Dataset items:

◆ ◆ ◆ ◆ ◆ ◆ ◆

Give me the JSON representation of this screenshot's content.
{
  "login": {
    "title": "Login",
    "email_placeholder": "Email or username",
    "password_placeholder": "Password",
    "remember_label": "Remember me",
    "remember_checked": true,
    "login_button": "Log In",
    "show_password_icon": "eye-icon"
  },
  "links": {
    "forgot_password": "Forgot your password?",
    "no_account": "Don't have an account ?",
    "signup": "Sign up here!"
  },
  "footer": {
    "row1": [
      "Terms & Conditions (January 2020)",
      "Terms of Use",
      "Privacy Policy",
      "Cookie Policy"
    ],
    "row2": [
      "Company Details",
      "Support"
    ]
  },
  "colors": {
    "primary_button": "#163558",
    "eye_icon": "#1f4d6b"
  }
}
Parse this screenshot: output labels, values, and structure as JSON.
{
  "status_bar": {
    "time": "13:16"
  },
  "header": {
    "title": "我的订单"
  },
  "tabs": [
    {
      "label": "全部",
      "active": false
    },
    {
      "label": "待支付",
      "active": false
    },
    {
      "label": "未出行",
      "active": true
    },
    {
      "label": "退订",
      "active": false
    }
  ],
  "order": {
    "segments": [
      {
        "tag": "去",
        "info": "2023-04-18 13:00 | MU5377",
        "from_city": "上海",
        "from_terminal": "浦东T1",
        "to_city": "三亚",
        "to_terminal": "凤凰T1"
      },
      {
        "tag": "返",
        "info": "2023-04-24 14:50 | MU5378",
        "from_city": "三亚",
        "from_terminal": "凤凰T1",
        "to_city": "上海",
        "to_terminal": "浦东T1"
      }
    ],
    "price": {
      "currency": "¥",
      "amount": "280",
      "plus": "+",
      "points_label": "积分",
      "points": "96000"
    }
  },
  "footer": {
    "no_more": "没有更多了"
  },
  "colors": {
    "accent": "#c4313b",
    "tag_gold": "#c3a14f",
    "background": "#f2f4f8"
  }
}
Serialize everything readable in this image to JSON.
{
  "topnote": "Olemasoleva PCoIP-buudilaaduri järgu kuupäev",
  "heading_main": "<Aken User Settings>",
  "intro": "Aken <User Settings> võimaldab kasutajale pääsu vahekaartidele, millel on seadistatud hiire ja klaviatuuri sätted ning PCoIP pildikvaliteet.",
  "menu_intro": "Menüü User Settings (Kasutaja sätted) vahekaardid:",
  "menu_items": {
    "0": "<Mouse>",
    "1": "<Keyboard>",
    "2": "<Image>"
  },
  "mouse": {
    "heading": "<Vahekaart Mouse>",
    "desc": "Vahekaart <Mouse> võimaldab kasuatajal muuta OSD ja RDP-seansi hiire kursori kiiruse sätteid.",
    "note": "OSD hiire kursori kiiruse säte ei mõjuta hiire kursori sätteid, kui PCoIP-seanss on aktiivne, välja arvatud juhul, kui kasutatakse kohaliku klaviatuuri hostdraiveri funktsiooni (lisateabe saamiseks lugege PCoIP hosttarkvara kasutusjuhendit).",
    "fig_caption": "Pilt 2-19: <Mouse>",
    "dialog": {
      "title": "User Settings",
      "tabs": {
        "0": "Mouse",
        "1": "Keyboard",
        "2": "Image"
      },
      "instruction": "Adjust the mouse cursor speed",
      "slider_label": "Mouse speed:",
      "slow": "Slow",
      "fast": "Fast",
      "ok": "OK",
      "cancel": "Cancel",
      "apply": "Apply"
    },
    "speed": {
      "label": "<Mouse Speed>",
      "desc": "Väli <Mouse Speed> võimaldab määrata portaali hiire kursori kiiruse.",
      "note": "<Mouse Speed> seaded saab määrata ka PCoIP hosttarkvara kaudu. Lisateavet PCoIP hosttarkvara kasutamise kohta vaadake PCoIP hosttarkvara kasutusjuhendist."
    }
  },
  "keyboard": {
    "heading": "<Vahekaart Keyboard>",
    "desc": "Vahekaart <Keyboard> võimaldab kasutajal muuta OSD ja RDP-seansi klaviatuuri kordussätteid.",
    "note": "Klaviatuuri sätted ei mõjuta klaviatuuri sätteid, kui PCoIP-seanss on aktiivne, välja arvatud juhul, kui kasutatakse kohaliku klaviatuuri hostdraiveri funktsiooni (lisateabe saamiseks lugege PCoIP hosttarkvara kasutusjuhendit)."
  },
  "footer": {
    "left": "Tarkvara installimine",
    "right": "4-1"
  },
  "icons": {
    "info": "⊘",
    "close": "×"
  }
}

◆ ◆ ◆ ◆ ◆ ◆ ◆

To be done:
Count up every line above that has the word "kasutatakse" in it; answer with the number alone.

The output:
2